TASK DIRECTIONS.
Write only the number of lines holding the string "name".

======== DATASET

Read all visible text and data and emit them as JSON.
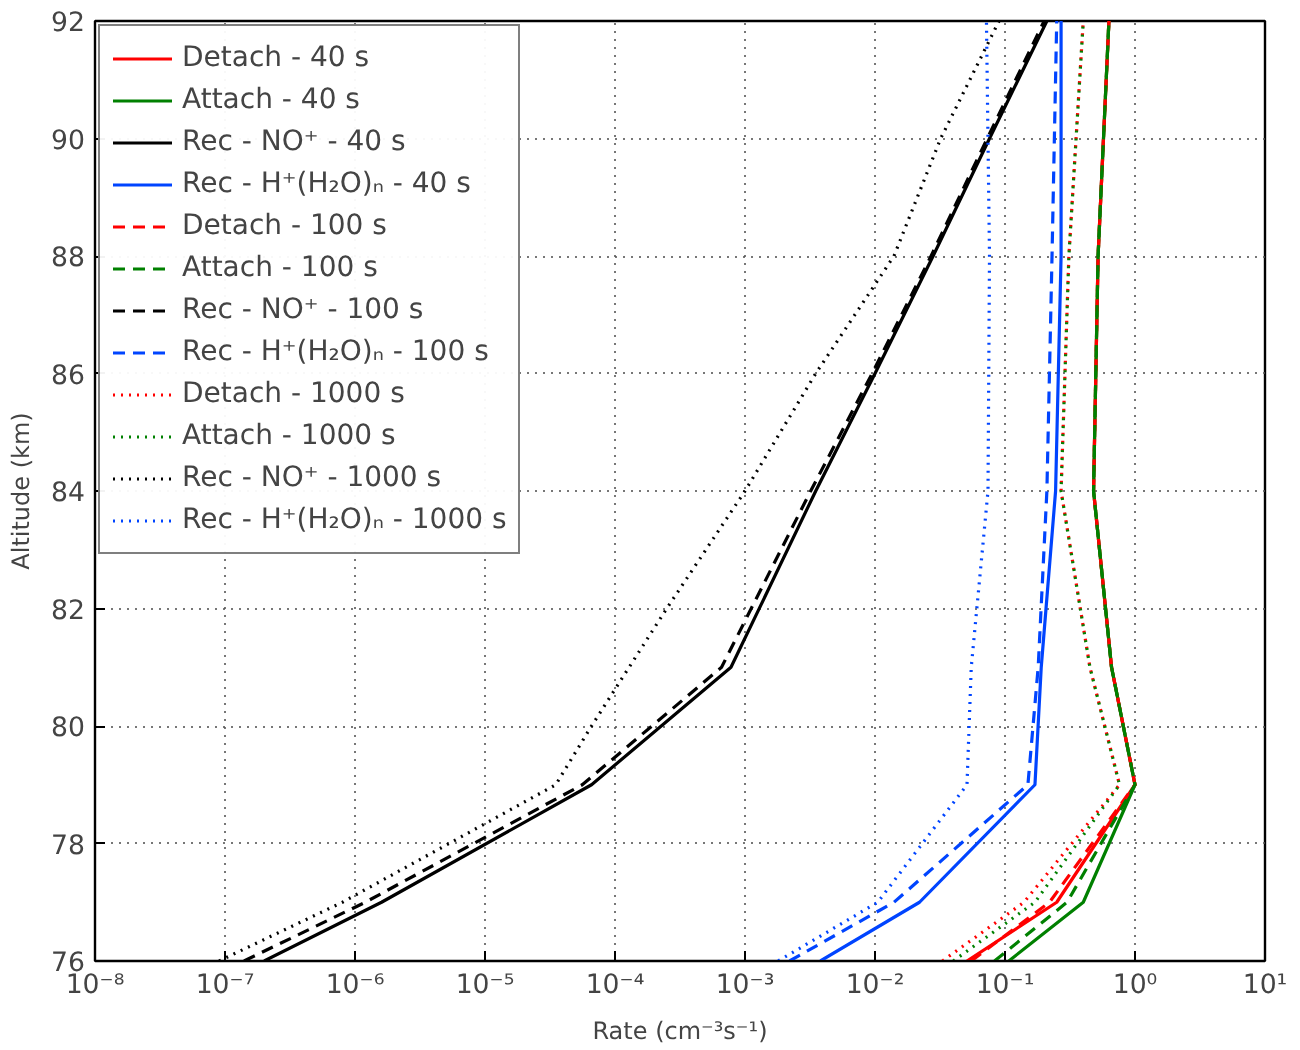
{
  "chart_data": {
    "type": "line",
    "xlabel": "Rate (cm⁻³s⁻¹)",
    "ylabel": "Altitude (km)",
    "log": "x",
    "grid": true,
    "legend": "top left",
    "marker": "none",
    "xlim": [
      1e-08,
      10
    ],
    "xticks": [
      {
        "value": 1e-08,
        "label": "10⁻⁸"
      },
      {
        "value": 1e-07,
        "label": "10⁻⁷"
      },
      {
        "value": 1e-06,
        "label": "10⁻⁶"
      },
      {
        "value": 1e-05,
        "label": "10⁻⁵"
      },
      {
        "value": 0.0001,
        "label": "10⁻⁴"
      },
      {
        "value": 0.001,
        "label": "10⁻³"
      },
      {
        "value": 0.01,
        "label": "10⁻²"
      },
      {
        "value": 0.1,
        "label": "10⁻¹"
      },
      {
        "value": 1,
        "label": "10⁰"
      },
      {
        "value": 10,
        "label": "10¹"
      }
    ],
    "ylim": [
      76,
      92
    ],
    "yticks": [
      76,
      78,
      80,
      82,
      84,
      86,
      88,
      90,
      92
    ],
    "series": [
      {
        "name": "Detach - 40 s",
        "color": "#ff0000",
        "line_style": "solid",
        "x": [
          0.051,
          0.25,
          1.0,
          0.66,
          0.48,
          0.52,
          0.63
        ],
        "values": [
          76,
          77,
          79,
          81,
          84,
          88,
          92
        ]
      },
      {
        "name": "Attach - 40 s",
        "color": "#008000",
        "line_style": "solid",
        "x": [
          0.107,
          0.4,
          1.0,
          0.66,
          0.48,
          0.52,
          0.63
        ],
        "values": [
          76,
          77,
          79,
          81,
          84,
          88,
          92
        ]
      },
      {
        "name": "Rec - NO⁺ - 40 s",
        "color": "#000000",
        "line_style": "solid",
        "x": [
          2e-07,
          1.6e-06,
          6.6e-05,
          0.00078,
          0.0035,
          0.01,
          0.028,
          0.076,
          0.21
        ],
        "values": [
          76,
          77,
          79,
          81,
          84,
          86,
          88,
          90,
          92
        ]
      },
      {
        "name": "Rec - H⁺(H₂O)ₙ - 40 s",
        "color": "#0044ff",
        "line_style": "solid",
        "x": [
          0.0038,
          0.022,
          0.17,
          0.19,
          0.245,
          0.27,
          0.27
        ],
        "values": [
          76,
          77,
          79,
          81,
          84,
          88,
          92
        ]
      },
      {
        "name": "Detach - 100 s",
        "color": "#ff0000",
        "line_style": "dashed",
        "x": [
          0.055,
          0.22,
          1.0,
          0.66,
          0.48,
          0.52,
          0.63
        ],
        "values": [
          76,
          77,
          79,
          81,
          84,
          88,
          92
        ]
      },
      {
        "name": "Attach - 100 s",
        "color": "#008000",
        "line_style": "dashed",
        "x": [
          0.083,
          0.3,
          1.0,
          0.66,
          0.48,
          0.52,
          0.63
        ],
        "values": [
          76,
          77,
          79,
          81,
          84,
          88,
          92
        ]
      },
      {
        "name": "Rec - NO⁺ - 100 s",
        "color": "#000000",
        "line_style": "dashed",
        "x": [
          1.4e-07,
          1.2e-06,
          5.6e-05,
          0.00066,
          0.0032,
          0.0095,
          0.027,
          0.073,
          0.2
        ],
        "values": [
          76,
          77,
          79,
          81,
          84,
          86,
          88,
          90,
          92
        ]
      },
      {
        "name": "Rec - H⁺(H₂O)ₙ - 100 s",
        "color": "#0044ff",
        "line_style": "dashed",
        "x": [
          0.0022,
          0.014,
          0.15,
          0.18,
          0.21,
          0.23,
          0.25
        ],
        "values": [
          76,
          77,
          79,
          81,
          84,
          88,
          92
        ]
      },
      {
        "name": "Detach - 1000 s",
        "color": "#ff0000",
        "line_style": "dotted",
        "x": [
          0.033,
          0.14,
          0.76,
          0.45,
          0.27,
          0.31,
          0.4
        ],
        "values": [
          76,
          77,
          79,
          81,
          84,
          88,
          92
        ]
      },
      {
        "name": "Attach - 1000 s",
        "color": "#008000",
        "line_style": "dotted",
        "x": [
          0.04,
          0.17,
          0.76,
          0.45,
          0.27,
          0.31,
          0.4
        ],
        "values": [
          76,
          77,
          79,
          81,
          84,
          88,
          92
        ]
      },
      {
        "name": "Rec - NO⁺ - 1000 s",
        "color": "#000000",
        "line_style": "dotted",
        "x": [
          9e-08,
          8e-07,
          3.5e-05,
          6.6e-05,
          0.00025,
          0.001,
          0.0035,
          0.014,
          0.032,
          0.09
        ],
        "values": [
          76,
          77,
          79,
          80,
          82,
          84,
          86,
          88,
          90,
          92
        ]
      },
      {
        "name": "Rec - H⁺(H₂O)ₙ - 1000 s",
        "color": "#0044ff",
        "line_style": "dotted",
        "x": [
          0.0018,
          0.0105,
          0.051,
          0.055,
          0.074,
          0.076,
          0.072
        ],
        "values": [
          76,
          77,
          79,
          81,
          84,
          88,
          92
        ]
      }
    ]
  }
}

================

WRITTEN ANSWER.
12